(Records from a data source)

-- START --

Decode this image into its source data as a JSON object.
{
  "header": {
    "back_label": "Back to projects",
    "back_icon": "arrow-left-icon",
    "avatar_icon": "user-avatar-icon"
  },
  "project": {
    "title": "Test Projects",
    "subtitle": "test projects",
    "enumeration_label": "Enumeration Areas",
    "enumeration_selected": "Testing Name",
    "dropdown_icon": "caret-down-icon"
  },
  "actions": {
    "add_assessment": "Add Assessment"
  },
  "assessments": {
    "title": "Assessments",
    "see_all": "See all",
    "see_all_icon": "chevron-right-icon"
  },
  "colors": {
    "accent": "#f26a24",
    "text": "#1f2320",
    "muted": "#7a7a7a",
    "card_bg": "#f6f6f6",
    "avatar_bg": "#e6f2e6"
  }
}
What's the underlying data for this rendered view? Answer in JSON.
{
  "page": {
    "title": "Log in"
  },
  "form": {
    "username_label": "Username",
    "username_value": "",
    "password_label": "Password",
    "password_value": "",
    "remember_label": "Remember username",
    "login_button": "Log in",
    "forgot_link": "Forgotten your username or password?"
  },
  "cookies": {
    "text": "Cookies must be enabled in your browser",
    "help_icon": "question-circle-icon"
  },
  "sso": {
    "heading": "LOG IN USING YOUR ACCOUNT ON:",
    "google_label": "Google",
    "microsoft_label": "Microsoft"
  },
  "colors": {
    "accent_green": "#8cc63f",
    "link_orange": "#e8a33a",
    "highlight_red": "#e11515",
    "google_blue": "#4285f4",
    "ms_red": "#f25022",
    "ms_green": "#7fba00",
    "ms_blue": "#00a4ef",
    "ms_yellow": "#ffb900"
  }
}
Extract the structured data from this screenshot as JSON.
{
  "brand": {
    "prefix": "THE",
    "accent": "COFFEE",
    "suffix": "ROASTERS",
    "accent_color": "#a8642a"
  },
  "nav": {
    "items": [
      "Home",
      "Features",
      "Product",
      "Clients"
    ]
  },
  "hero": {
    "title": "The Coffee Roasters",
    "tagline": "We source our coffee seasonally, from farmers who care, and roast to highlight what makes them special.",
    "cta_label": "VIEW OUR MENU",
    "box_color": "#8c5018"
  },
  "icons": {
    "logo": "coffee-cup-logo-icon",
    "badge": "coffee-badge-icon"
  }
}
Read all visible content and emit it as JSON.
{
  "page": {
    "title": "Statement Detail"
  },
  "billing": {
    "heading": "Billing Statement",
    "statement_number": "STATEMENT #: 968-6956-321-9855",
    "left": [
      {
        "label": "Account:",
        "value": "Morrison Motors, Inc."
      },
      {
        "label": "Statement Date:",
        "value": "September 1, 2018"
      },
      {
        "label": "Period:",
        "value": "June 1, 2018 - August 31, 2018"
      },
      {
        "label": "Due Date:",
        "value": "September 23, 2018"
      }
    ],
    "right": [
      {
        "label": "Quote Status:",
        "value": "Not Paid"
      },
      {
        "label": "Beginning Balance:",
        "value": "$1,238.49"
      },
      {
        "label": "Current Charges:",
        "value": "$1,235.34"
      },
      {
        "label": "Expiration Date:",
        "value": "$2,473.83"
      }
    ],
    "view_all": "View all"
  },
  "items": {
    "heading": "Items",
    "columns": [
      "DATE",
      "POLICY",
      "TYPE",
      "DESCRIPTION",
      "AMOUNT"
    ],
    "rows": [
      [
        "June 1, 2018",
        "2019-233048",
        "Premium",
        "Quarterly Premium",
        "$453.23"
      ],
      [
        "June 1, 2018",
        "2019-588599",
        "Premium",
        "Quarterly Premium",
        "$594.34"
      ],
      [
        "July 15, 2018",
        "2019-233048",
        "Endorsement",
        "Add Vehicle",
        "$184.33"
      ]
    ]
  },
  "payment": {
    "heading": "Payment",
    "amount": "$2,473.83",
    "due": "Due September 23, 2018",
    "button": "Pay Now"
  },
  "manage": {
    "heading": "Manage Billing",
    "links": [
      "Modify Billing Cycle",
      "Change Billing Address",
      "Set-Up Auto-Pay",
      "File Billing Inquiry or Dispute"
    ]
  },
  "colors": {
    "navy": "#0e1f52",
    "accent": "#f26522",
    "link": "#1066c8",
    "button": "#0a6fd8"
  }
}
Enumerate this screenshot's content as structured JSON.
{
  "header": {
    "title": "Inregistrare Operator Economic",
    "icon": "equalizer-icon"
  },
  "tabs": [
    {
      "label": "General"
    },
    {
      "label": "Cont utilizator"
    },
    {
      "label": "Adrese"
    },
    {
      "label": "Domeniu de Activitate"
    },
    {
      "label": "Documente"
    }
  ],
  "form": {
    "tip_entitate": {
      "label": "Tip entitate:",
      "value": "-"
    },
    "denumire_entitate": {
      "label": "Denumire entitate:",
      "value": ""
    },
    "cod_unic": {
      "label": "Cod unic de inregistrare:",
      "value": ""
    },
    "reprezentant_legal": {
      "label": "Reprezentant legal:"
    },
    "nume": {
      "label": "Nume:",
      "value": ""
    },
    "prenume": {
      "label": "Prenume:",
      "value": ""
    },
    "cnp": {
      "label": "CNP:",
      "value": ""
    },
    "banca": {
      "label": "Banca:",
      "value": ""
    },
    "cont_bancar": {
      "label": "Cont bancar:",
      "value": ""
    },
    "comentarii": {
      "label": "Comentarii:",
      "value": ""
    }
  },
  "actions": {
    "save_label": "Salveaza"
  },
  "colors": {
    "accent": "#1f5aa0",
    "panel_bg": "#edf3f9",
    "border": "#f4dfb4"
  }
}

-- END --

YOUR GOAL: Repeat the data in its entirety, character for character.

FINAL ANSWER:
Decode this image into its source data as a JSON object.
{
  "header": {
    "back_label": "Back to projects",
    "back_icon": "arrow-left-icon",
    "avatar_icon": "user-avatar-icon"
  },
  "project": {
    "title": "Test Projects",
    "subtitle": "test projects",
    "enumeration_label": "Enumeration Areas",
    "enumeration_selected": "Testing Name",
    "dropdown_icon": "caret-down-icon"
  },
  "actions": {
    "add_assessment": "Add Assessment"
  },
  "assessments": {
    "title": "Assessments",
    "see_all": "See all",
    "see_all_icon": "chevron-right-icon"
  },
  "colors": {
    "accent": "#f26a24",
    "text": "#1f2320",
    "muted": "#7a7a7a",
    "card_bg": "#f6f6f6",
    "avatar_bg": "#e6f2e6"
  }
}
What's the underlying data for this rendered view? Answer in JSON.
{
  "page": {
    "title": "Log in"
  },
  "form": {
    "username_label": "Username",
    "username_value": "",
    "password_label": "Password",
    "password_value": "",
    "remember_label": "Remember username",
    "login_button": "Log in",
    "forgot_link": "Forgotten your username or password?"
  },
  "cookies": {
    "text": "Cookies must be enabled in your browser",
    "help_icon": "question-circle-icon"
  },
  "sso": {
    "heading": "LOG IN USING YOUR ACCOUNT ON:",
    "google_label": "Google",
    "microsoft_label": "Microsoft"
  },
  "colors": {
    "accent_green": "#8cc63f",
    "link_orange": "#e8a33a",
    "highlight_red": "#e11515",
    "google_blue": "#4285f4",
    "ms_red": "#f25022",
    "ms_green": "#7fba00",
    "ms_blue": "#00a4ef",
    "ms_yellow": "#ffb900"
  }
}
Extract the structured data from this screenshot as JSON.
{
  "brand": {
    "prefix": "THE",
    "accent": "COFFEE",
    "suffix": "ROASTERS",
    "accent_color": "#a8642a"
  },
  "nav": {
    "items": [
      "Home",
      "Features",
      "Product",
      "Clients"
    ]
  },
  "hero": {
    "title": "The Coffee Roasters",
    "tagline": "We source our coffee seasonally, from farmers who care, and roast to highlight what makes them special.",
    "cta_label": "VIEW OUR MENU",
    "box_color": "#8c5018"
  },
  "icons": {
    "logo": "coffee-cup-logo-icon",
    "badge": "coffee-badge-icon"
  }
}
Read all visible content and emit it as JSON.
{
  "page": {
    "title": "Statement Detail"
  },
  "billing": {
    "heading": "Billing Statement",
    "statement_number": "STATEMENT #: 968-6956-321-9855",
    "left": [
      {
        "label": "Account:",
        "value": "Morrison Motors, Inc."
      },
      {
        "label": "Statement Date:",
        "value": "September 1, 2018"
      },
      {
        "label": "Period:",
        "value": "June 1, 2018 - August 31, 2018"
      },
      {
        "label": "Due Date:",
        "value": "September 23, 2018"
      }
    ],
    "right": [
      {
        "label": "Quote Status:",
        "value": "Not Paid"
      },
      {
        "label": "Beginning Balance:",
        "value": "$1,238.49"
      },
      {
        "label": "Current Charges:",
        "value": "$1,235.34"
      },
      {
        "label": "Expiration Date:",
        "value": "$2,473.83"
      }
    ],
    "view_all": "View all"
  },
  "items": {
    "heading": "Items",
    "columns": [
      "DATE",
      "POLICY",
      "TYPE",
      "DESCRIPTION",
      "AMOUNT"
    ],
    "rows": [
      [
        "June 1, 2018",
        "2019-233048",
        "Premium",
        "Quarterly Premium",
        "$453.23"
      ],
      [
        "June 1, 2018",
        "2019-588599",
        "Premium",
        "Quarterly Premium",
        "$594.34"
      ],
      [
        "July 15, 2018",
        "2019-233048",
        "Endorsement",
        "Add Vehicle",
        "$184.33"
      ]
    ]
  },
  "payment": {
    "heading": "Payment",
    "amount": "$2,473.83",
    "due": "Due September 23, 2018",
    "button": "Pay Now"
  },
  "manage": {
    "heading": "Manage Billing",
    "links": [
      "Modify Billing Cycle",
      "Change Billing Address",
      "Set-Up Auto-Pay",
      "File Billing Inquiry or Dispute"
    ]
  },
  "colors": {
    "navy": "#0e1f52",
    "accent": "#f26522",
    "link": "#1066c8",
    "button": "#0a6fd8"
  }
}
Enumerate this screenshot's content as structured JSON.
{
  "header": {
    "title": "Inregistrare Operator Economic",
    "icon": "equalizer-icon"
  },
  "tabs": [
    {
      "label": "General"
    },
    {
      "label": "Cont utilizator"
    },
    {
      "label": "Adrese"
    },
    {
      "label": "Domeniu de Activitate"
    },
    {
      "label": "Documente"
    }
  ],
  "form": {
    "tip_entitate": {
      "label": "Tip entitate:",
      "value": "-"
    },
    "denumire_entitate": {
      "label": "Denumire entitate:",
      "value": ""
    },
    "cod_unic": {
      "label": "Cod unic de inregistrare:",
      "value": ""
    },
    "reprezentant_legal": {
      "label": "Reprezentant legal:"
    },
    "nume": {
      "label": "Nume:",
      "value": ""
    },
    "prenume": {
      "label": "Prenume:",
      "value": ""
    },
    "cnp": {
      "label": "CNP:",
      "value": ""
    },
    "banca": {
      "label": "Banca:",
      "value": ""
    },
    "cont_bancar": {
      "label": "Cont bancar:",
      "value": ""
    },
    "comentarii": {
      "label": "Comentarii:",
      "value": ""
    }
  },
  "actions": {
    "save_label": "Salveaza"
  },
  "colors": {
    "accent": "#1f5aa0",
    "panel_bg": "#edf3f9",
    "border": "#f4dfb4"
  }
}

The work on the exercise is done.